EXERCISE BRIEF: Copy the lines starting at the one that contains "lock-icon — [125, 64, 135, 77]" and ending at the one that contains "url-text[interactable]: https://www.waubonsee.edu —", both included, without any changes.

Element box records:
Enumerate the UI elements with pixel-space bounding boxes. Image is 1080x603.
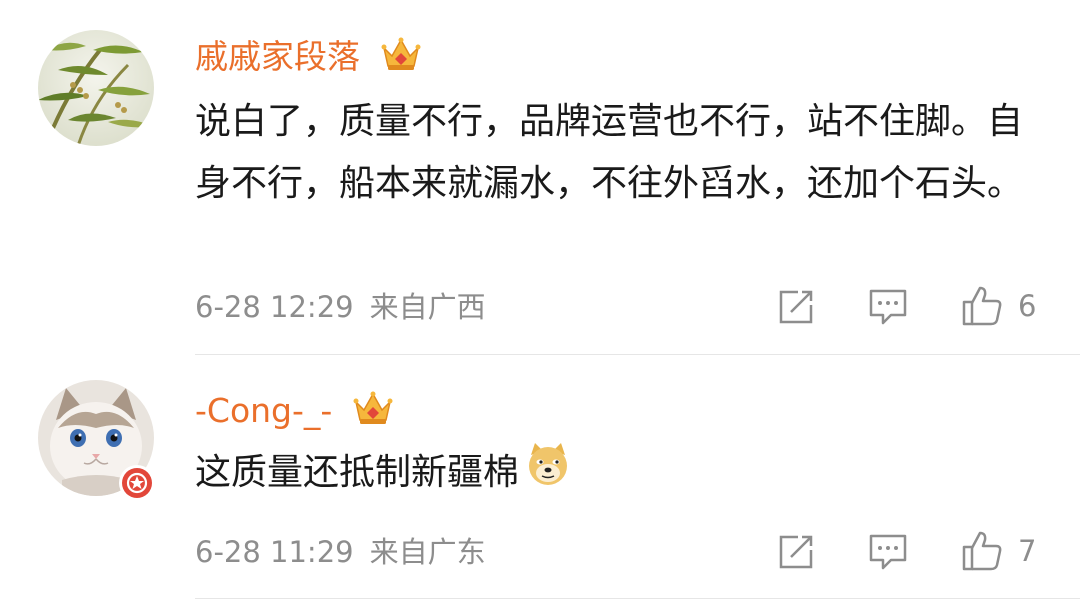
share-icon[interactable] (776, 287, 816, 331)
crown-icon (353, 390, 393, 435)
crown-icon (381, 36, 421, 81)
comment-date: 6-28 11:29 (195, 535, 354, 569)
username-text[interactable]: 戚戚家段落 (195, 37, 360, 76)
comment-divider (195, 354, 1080, 355)
like-count: 7 (1018, 534, 1037, 568)
share-icon[interactable] (776, 532, 816, 576)
comment-date: 6-28 12:29 (195, 290, 354, 324)
bamboo-avatar-icon (38, 30, 154, 146)
username[interactable]: 戚戚家段落 (195, 36, 421, 81)
comment-text: 说白了，质量不行，品牌运营也不行，站不住脚。自身不行，船本来就漏水，不往外舀水，… (195, 101, 1024, 204)
comment-text: 这质量还抵制新疆棉 (195, 452, 520, 493)
comment-item: -Cong-_- 这质量还抵制新疆棉 6-28 11:29 来自广东 7 (0, 356, 1080, 603)
comment-text-line: 这质量还抵制新疆棉 (195, 441, 1055, 507)
comment-icon[interactable] (867, 287, 909, 331)
like-icon[interactable] (960, 284, 1004, 332)
comment-icon[interactable] (867, 532, 909, 576)
doge-emoji-icon (525, 441, 571, 507)
username-text[interactable]: -Cong-_- (195, 391, 332, 430)
comment-divider (195, 598, 1080, 599)
comment-location: 来自广东 (369, 535, 486, 569)
comment-meta: 6-28 12:29 来自广西 (195, 287, 486, 327)
verified-badge-icon (118, 464, 156, 502)
comment-location: 来自广西 (369, 290, 486, 324)
username[interactable]: -Cong-_- (195, 390, 393, 435)
like-count: 6 (1018, 289, 1037, 323)
comment-meta: 6-28 11:29 来自广东 (195, 532, 486, 572)
like-icon[interactable] (960, 529, 1004, 577)
comment-item: 戚戚家段落 说白了，质量不行，品牌运营也不行，站不住脚。自身不行，船本来就漏水，… (0, 0, 1080, 350)
avatar[interactable] (38, 30, 154, 146)
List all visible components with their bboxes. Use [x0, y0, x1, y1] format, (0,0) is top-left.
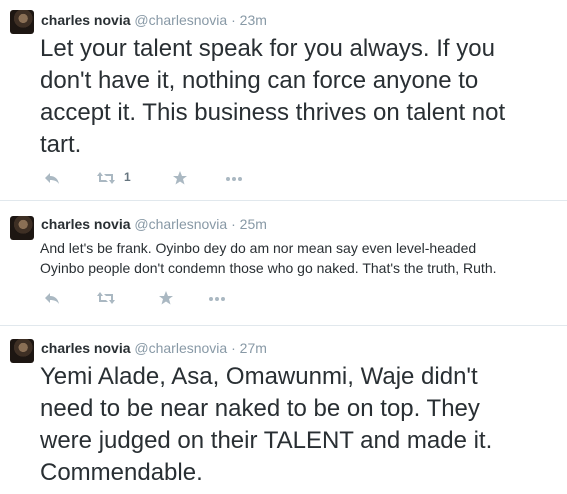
separator-dot: · [227, 340, 240, 356]
tweet-header: charles novia @charlesnovia · 23m [41, 12, 267, 28]
favorite-icon[interactable] [158, 290, 174, 306]
timestamp[interactable]: 25m [240, 216, 267, 232]
timestamp[interactable]: 27m [240, 340, 267, 356]
tweet-text-line: tart. [40, 131, 82, 158]
more-icon[interactable] [207, 290, 227, 306]
tweet-text-line: Oyinbo people don't condemn those who go… [40, 260, 497, 276]
tweet-text: Yemi Alade, Asa, Omawunmi, Waje didn't n… [40, 361, 560, 489]
tweet-text-line: need to be near naked to be on top. They [40, 395, 480, 422]
tweet-text: And let's be frank. Oyinbo dey do am nor… [40, 238, 567, 278]
tweet-text-line: don't have it, nothing can force anyone … [40, 67, 479, 94]
avatar[interactable] [10, 339, 34, 363]
retweet-icon[interactable] [96, 290, 116, 306]
author-handle[interactable]: @charlesnovia [134, 340, 227, 356]
more-icon[interactable] [224, 170, 244, 186]
retweet-icon[interactable] [96, 170, 116, 186]
author-name[interactable]: charles novia [41, 216, 131, 232]
tweet-text-line: Yemi Alade, Asa, Omawunmi, Waje didn't [40, 363, 478, 390]
tweet-text: Let your talent speak for you always. If… [40, 33, 560, 161]
author-handle[interactable]: @charlesnovia [134, 12, 227, 28]
retweet-count: 1 [124, 170, 131, 184]
avatar[interactable] [10, 10, 34, 34]
tweet-text-line: were judged on their TALENT and made it. [40, 427, 493, 454]
timestamp[interactable]: 23m [240, 12, 267, 28]
avatar[interactable] [10, 216, 34, 240]
separator-dot: · [227, 216, 240, 232]
tweet-text-line: Commendable. [40, 459, 203, 486]
tweet-text-line: accept it. This business thrives on tale… [40, 99, 506, 126]
tweet-header: charles novia @charlesnovia · 25m [41, 216, 267, 232]
tweet-header: charles novia @charlesnovia · 27m [41, 340, 267, 356]
tweet-text-line: Let your talent speak for you always. If… [40, 35, 495, 62]
tweet-text-line: And let's be frank. Oyinbo dey do am nor… [40, 240, 477, 256]
reply-icon[interactable] [44, 290, 60, 306]
reply-icon[interactable] [44, 170, 60, 186]
favorite-icon[interactable] [172, 170, 188, 186]
author-name[interactable]: charles novia [41, 12, 131, 28]
separator-dot: · [227, 12, 240, 28]
divider [0, 200, 567, 201]
divider [0, 325, 567, 326]
author-handle[interactable]: @charlesnovia [134, 216, 227, 232]
author-name[interactable]: charles novia [41, 340, 131, 356]
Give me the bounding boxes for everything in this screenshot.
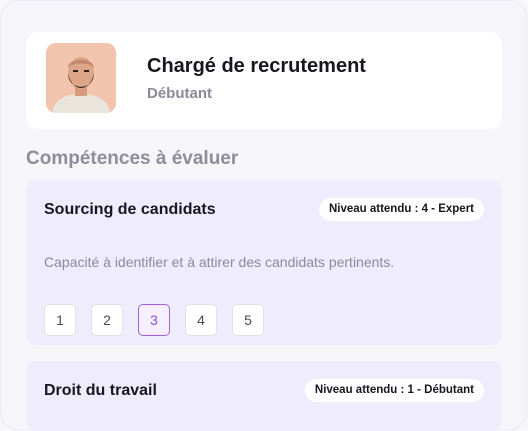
skill-name: Droit du travail [44, 382, 157, 399]
level-button-3[interactable]: 3 [138, 304, 170, 336]
level-button-4[interactable]: 4 [185, 304, 217, 336]
expected-level-badge: Niveau attendu : 4 - Expert [318, 198, 484, 221]
skill-name: Sourcing de candidats [44, 201, 216, 218]
skill-card: Droit du travail Niveau attendu : 1 - Dé… [26, 361, 502, 431]
avatar [46, 43, 116, 113]
expected-level-badge: Niveau attendu : 1 - Débutant [304, 379, 484, 402]
skill-card: Sourcing de candidats Niveau attendu : 4… [26, 180, 502, 345]
job-level: Débutant [147, 85, 212, 102]
avatar-photo [46, 43, 116, 113]
level-button-1[interactable]: 1 [44, 304, 76, 336]
job-title: Chargé de recrutement [147, 55, 366, 77]
section-title: Compétences à évaluer [26, 148, 239, 169]
level-button-5[interactable]: 5 [232, 304, 264, 336]
level-button-2[interactable]: 2 [91, 304, 123, 336]
profile-card: Chargé de recrutement Débutant [26, 32, 502, 129]
level-selector: 1 2 3 4 5 [44, 304, 264, 336]
skill-description: Capacité à identifier et à attirer des c… [44, 254, 395, 270]
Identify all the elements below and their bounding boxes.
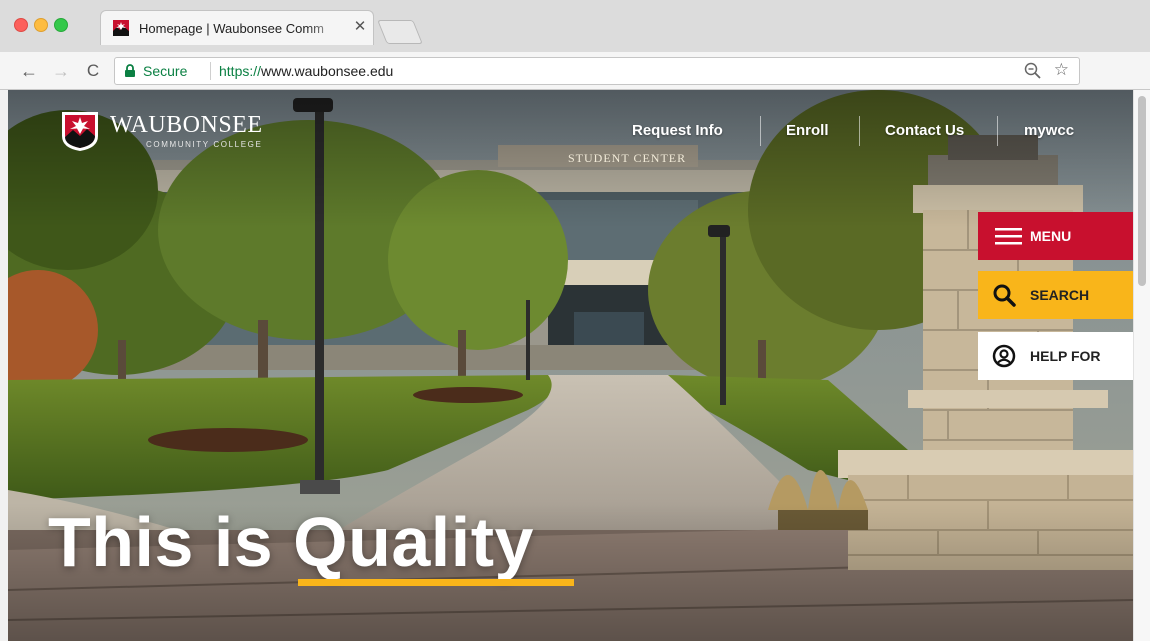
lock-icon — [125, 64, 135, 77]
nav-divider — [997, 116, 998, 146]
secure-label: Secure — [143, 63, 188, 79]
tab-title: Homepage | Waubonsee Comm — [139, 21, 345, 36]
scrollbar-thumb[interactable] — [1138, 96, 1146, 286]
tab-close-icon[interactable]: ✕ — [351, 18, 369, 36]
waubonsee-favicon-icon — [113, 20, 129, 36]
help-for-button[interactable]: HELP FOR — [978, 332, 1133, 380]
window-minimize-button[interactable] — [34, 18, 48, 32]
headline-prefix: This is — [48, 503, 294, 581]
page-left-gutter — [0, 90, 8, 641]
back-button[interactable]: ← — [18, 60, 40, 82]
help-for-label: HELP FOR — [1030, 348, 1101, 364]
page-scrollbar[interactable] — [1133, 90, 1150, 641]
search-icon — [993, 284, 1016, 307]
nav-mywcc[interactable]: mywcc — [1024, 122, 1074, 139]
zoom-out-icon[interactable] — [1023, 61, 1043, 81]
user-circle-icon — [992, 344, 1016, 368]
browser-tab-bar: Homepage | Waubonsee Comm ✕ — [0, 0, 1150, 53]
browser-toolbar: ← → C Secure https://www.waubonsee.edu ☆ — [0, 52, 1150, 90]
menu-label: MENU — [1030, 228, 1072, 244]
nav-contact-us[interactable]: Contact Us — [885, 122, 964, 139]
headline-underline — [298, 579, 574, 586]
nav-request-info[interactable]: Request Info — [632, 122, 723, 139]
waubonsee-shield-icon — [62, 112, 98, 151]
search-label: SEARCH — [1030, 287, 1090, 303]
student-center-sign: STUDENT CENTER — [568, 151, 686, 165]
window-close-button[interactable] — [14, 18, 28, 32]
hamburger-menu-icon — [995, 228, 1022, 245]
hero-headline: This is Quality — [48, 502, 534, 582]
address-bar[interactable]: Secure https://www.waubonsee.edu ☆ — [114, 57, 1080, 85]
menu-button[interactable]: MENU — [978, 212, 1133, 260]
bookmark-star-icon[interactable]: ☆ — [1054, 60, 1069, 80]
logo-wordmark: WAUBONSEE — [110, 112, 263, 138]
forward-button[interactable]: → — [50, 60, 72, 82]
new-tab-button[interactable] — [377, 20, 423, 44]
web-page: STUDENT CENTER WAUBONSEE COMMUNITY COLLE… — [8, 90, 1133, 641]
browser-tab-homepage[interactable]: Homepage | Waubonsee Comm ✕ — [100, 10, 374, 45]
url-host: www.waubonsee.edu — [261, 63, 394, 79]
url-text[interactable]: https://www.waubonsee.edu — [219, 63, 393, 79]
headline-emphasis: Quality — [293, 503, 534, 581]
search-button[interactable]: SEARCH — [978, 271, 1133, 319]
nav-divider — [859, 116, 860, 146]
nav-enroll[interactable]: Enroll — [786, 122, 829, 139]
window-zoom-button[interactable] — [54, 18, 68, 32]
site-logo[interactable]: WAUBONSEE COMMUNITY COLLEGE — [60, 110, 290, 156]
url-scheme: https:// — [219, 63, 262, 79]
reload-button[interactable]: C — [82, 60, 104, 82]
nav-divider — [760, 116, 761, 146]
address-separator — [210, 62, 211, 80]
logo-subtitle: COMMUNITY COLLEGE — [146, 140, 263, 149]
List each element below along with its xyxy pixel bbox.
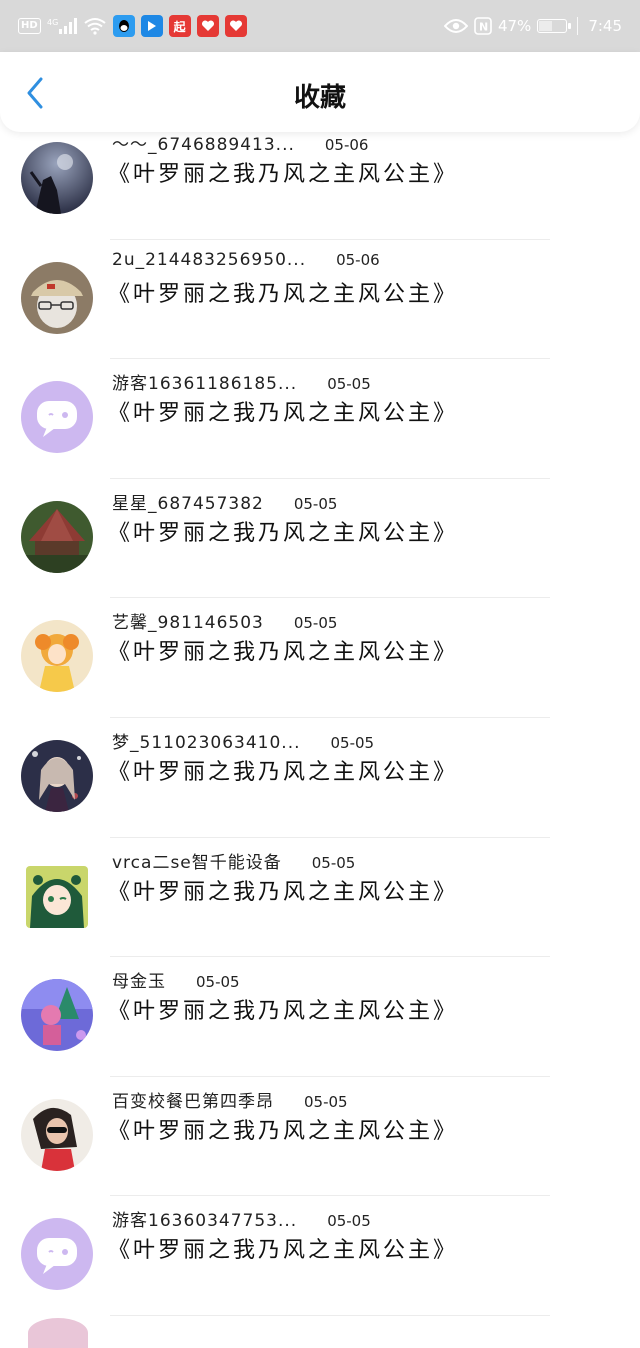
status-separator	[577, 17, 579, 35]
user-name: 游客16360347753...	[112, 1211, 298, 1232]
favorite-title[interactable]: 《叶罗丽之我乃风之主风公主》	[108, 754, 458, 786]
item-meta: vrca二se智千能设备 05-05	[112, 848, 355, 873]
item-date: 05-05	[293, 494, 338, 513]
user-name: 艺馨_981146503	[112, 613, 264, 634]
default-avatar[interactable]	[21, 1218, 93, 1291]
item-meta: 梦_511023063410... 05-05	[112, 728, 374, 753]
eye-icon	[443, 18, 468, 34]
item-meta: 星星_687457382 05-05	[112, 489, 337, 514]
status-bar: HD 4G 起 N 47% 7:45	[0, 0, 640, 52]
hd-icon: HD	[18, 18, 41, 34]
list-item[interactable]: 艺馨_981146503 05-05 《叶罗丽之我乃风之主风公主》	[0, 598, 640, 718]
favorite-title[interactable]: 《叶罗丽之我乃风之主风公主》	[108, 395, 458, 427]
nfc-icon: N	[474, 17, 492, 35]
list-item[interactable]: 百变校餐巴第四季昂 05-05 《叶罗丽之我乃风之主风公主》	[0, 1077, 640, 1197]
clock: 7:45	[588, 17, 622, 35]
qq-icon	[112, 15, 135, 37]
avatar[interactable]	[21, 620, 93, 693]
item-date: 05-05	[327, 1212, 371, 1231]
list-item[interactable]: ～～_6746889413... 05-06 《叶罗丽之我乃风之主风公主》	[0, 120, 640, 240]
list-item[interactable]: 梦_511023063410... 05-05 《叶罗丽之我乃风之主风公主》	[0, 718, 640, 838]
avatar[interactable]	[21, 500, 93, 573]
list-item[interactable]: 星星_687457382 05-05 《叶罗丽之我乃风之主风公主》	[0, 479, 640, 599]
favorites-list: ～～_6746889413... 05-06 《叶罗丽之我乃风之主风公主》 2u_21…	[0, 132, 640, 1316]
status-bar-left: HD 4G 起	[18, 15, 247, 37]
user-name: ～～_6746889413...	[112, 135, 295, 155]
svg-text:4G: 4G	[47, 18, 58, 27]
user-name: 星星_687457382	[112, 493, 264, 514]
favorite-title[interactable]: 《叶罗丽之我乃风之主风公主》	[108, 1232, 458, 1264]
item-date: 05-05	[311, 853, 356, 872]
list-item[interactable]: 游客16361186185... 05-05 《叶罗丽之我乃风之主风公主》	[0, 359, 640, 479]
status-bar-right: N 47% 7:45	[443, 17, 622, 35]
avatar[interactable]	[21, 1098, 93, 1171]
item-meta: 游客16361186185... 05-05	[112, 369, 371, 394]
item-meta: 艺馨_981146503 05-05	[112, 608, 337, 633]
user-name: vrca二se智千能设备	[112, 852, 282, 873]
avatar[interactable]	[28, 1318, 88, 1348]
item-date: 05-05	[330, 733, 375, 752]
list-item[interactable]: 2u_214483256950... 05-06 《叶罗丽之我乃风之主风公主》	[0, 240, 640, 360]
favorite-title[interactable]: 《叶罗丽之我乃风之主风公主》	[108, 156, 458, 188]
page-title: 收藏	[293, 83, 346, 113]
avatar[interactable]	[21, 739, 93, 812]
app-blue-icon	[140, 15, 163, 37]
avatar[interactable]	[21, 261, 93, 334]
item-meta: 2u_214483256950... 05-06	[112, 250, 380, 270]
user-name: 百变校餐巴第四季昂	[112, 1091, 274, 1112]
nav-header: 收藏	[0, 52, 640, 132]
favorite-title[interactable]: 《叶罗丽之我乃风之主风公主》	[108, 515, 458, 547]
item-date: 05-05	[196, 973, 240, 992]
qidian-icon: 起	[168, 15, 191, 37]
list-item[interactable]: vrca二se智千能设备 05-05 《叶罗丽之我乃风之主风公主》	[0, 838, 640, 958]
favorite-title[interactable]: 《叶罗丽之我乃风之主风公主》	[108, 993, 458, 1025]
item-meta: 百变校餐巴第四季昂 05-05	[112, 1087, 348, 1112]
battery-percent: 47%	[497, 17, 532, 35]
list-item[interactable]: 游客16360347753... 05-05 《叶罗丽之我乃风之主风公主》	[0, 1196, 640, 1316]
item-meta: 游客16360347753... 05-05	[112, 1206, 371, 1231]
item-meta: 母金玉 05-05	[112, 967, 240, 992]
favorite-title[interactable]: 《叶罗丽之我乃风之主风公主》	[108, 634, 458, 666]
svg-text:N: N	[479, 21, 488, 34]
battery-icon	[537, 19, 572, 33]
user-name: 2u_214483256950...	[112, 249, 307, 270]
item-date: 05-06	[324, 136, 369, 154]
heart-app-icon	[224, 15, 247, 37]
user-name: 梦_511023063410...	[112, 732, 301, 753]
signal-icon: 4G	[47, 17, 77, 35]
item-meta: ～～_6746889413... 05-06	[112, 130, 368, 155]
item-date: 05-06	[336, 250, 380, 269]
avatar[interactable]	[26, 865, 88, 928]
default-avatar[interactable]	[21, 381, 93, 454]
item-date: 05-05	[293, 614, 338, 633]
wifi-icon	[83, 17, 107, 35]
user-name: 母金玉	[112, 972, 166, 993]
user-name: 游客16361186185...	[112, 374, 298, 395]
avatar[interactable]	[21, 979, 93, 1052]
favorite-title[interactable]: 《叶罗丽之我乃风之主风公主》	[108, 276, 458, 308]
favorite-title[interactable]: 《叶罗丽之我乃风之主风公主》	[108, 1113, 458, 1145]
item-date: 05-05	[327, 375, 371, 394]
avatar[interactable]	[21, 142, 93, 214]
list-item[interactable]: 母金玉 05-05 《叶罗丽之我乃风之主风公主》	[0, 957, 640, 1077]
item-date: 05-05	[304, 1092, 348, 1111]
favorite-title[interactable]: 《叶罗丽之我乃风之主风公主》	[108, 874, 458, 906]
heart-app-icon	[196, 15, 219, 37]
divider	[110, 1314, 550, 1316]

ANSWER FOR THE TASK:
lock-icon — [125, 64, 135, 77]
nav-divider — [997, 116, 998, 146]
secure-label: Secure — [143, 63, 188, 79]
tab-title: Homepage | Waubonsee Comm — [139, 21, 345, 36]
scrollbar-thumb[interactable] — [1138, 96, 1146, 286]
tab-close-icon[interactable]: ✕ — [351, 18, 369, 36]
waubonsee-favicon-icon — [113, 20, 129, 36]
help-for-button[interactable]: HELP FOR — [978, 332, 1133, 380]
window-minimize-button[interactable] — [34, 18, 48, 32]
headline-prefix: This is — [48, 503, 294, 581]
page-left-gutter — [0, 90, 8, 641]
back-button[interactable]: ← — [18, 60, 40, 82]
help-for-label: HELP FOR — [1030, 348, 1101, 364]
page-scrollbar[interactable] — [1133, 90, 1150, 641]
search-icon — [993, 284, 1016, 307]
nav-mywcc[interactable]: mywcc — [1024, 122, 1074, 139]
zoom-out-icon[interactable] — [1023, 61, 1043, 81]
user-circle-icon — [992, 344, 1016, 368]
browser-tab-bar: Homepage | Waubonsee Comm ✕ — [0, 0, 1150, 53]
browser-toolbar: ← → C Secure https://www.waubonsee.edu ☆ — [0, 52, 1150, 90]
menu-label: MENU — [1030, 228, 1072, 244]
nav-contact-us[interactable]: Contact Us — [885, 122, 964, 139]
headline-underline — [298, 579, 574, 586]
nav-request-info[interactable]: Request Info — [632, 122, 723, 139]
waubonsee-shield-icon — [62, 112, 98, 151]
search-label: SEARCH — [1030, 287, 1090, 303]
student-center-sign: STUDENT CENTER — [568, 151, 686, 165]
window-close-button[interactable] — [14, 18, 28, 32]
hamburger-menu-icon — [995, 228, 1022, 245]
hero-headline: This is Quality — [48, 502, 534, 582]
address-bar[interactable]: Secure https://www.waubonsee.edu ☆ — [114, 57, 1080, 85]
menu-button[interactable]: MENU — [978, 212, 1133, 260]
bookmark-star-icon[interactable]: ☆ — [1054, 60, 1069, 80]
logo-wordmark: WAUBONSEE — [110, 112, 263, 138]
forward-button[interactable]: → — [50, 60, 72, 82]
new-tab-button[interactable] — [377, 20, 423, 44]
web-page: STUDENT CENTER WAUBONSEE COMMUNITY COLLE… — [8, 90, 1133, 641]
browser-tab-homepage[interactable]: Homepage | Waubonsee Comm ✕ — [100, 10, 374, 45]
url-host: www.waubonsee.edu — [261, 63, 394, 79]
url-text[interactable]: https://www.waubonsee.edu — [219, 63, 393, 79]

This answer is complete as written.